• **Given problem**: Find the string "this" and gather every line that holds it.

• **Records for processing**:
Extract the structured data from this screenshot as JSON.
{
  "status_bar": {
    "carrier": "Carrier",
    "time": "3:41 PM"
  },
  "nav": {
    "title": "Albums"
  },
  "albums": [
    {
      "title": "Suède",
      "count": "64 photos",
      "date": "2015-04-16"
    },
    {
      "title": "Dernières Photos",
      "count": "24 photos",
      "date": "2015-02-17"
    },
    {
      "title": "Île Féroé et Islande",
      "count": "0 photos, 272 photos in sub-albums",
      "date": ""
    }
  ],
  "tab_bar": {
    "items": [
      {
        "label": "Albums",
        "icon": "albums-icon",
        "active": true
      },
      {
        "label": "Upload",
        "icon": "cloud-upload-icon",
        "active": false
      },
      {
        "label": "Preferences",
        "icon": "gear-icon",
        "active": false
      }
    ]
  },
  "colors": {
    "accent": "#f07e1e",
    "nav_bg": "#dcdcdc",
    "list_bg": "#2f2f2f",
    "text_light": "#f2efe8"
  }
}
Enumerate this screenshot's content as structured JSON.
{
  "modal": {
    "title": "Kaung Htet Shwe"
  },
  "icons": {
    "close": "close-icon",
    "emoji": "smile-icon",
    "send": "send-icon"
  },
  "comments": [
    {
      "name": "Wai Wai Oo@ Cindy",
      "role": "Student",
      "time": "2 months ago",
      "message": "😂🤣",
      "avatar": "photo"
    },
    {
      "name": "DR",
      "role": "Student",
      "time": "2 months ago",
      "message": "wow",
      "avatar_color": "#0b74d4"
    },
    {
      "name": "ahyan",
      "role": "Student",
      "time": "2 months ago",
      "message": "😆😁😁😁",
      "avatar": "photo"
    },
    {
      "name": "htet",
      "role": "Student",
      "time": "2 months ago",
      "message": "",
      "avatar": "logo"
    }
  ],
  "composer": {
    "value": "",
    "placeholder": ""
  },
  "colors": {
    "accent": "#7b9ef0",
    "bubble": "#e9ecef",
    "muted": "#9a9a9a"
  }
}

• **Response**:
Extract the structured data from this screenshot as JSON.
Enumerate this screenshot's content as structured JSON.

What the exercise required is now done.